Lines that contain the string "values" are to be copied; leave out all others.

......

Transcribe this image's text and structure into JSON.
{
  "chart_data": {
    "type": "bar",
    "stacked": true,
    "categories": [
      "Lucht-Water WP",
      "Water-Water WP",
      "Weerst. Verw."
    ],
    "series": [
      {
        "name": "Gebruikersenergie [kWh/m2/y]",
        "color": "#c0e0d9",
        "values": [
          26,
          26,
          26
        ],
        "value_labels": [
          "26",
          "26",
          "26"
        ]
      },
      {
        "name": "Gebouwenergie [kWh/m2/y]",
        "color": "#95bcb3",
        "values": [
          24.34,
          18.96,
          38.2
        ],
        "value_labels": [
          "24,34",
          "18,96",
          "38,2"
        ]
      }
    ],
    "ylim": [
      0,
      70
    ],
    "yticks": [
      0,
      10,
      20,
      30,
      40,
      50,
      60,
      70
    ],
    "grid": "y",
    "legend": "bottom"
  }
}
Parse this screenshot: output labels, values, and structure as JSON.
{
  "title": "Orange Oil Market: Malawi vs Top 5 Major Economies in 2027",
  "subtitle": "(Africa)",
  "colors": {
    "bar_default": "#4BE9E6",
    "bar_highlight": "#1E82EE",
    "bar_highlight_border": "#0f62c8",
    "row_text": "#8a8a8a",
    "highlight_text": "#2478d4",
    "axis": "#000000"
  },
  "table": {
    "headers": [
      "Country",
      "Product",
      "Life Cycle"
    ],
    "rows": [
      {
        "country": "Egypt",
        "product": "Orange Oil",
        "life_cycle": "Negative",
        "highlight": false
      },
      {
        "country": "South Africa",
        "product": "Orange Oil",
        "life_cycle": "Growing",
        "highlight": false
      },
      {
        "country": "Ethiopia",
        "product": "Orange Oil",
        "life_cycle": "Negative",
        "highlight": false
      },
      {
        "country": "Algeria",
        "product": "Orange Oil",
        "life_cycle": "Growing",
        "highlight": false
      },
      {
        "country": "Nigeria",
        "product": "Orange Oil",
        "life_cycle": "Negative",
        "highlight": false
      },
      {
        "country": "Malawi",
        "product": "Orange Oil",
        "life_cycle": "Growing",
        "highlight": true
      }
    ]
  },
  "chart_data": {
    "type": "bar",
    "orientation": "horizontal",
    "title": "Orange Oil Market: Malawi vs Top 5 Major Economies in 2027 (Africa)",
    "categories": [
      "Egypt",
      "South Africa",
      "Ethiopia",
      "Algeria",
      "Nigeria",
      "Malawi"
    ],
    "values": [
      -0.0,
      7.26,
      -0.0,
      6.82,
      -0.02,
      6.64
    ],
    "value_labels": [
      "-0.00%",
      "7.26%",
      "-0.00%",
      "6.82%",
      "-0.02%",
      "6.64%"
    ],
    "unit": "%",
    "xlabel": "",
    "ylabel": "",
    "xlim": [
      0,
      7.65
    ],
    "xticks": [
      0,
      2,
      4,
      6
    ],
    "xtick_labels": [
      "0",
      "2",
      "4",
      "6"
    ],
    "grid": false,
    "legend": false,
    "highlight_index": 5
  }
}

......

Answer to the task ->
        "values": [
        "values": [
Parse this screenshot: output labels, values, and structure as JSON.
    "values": [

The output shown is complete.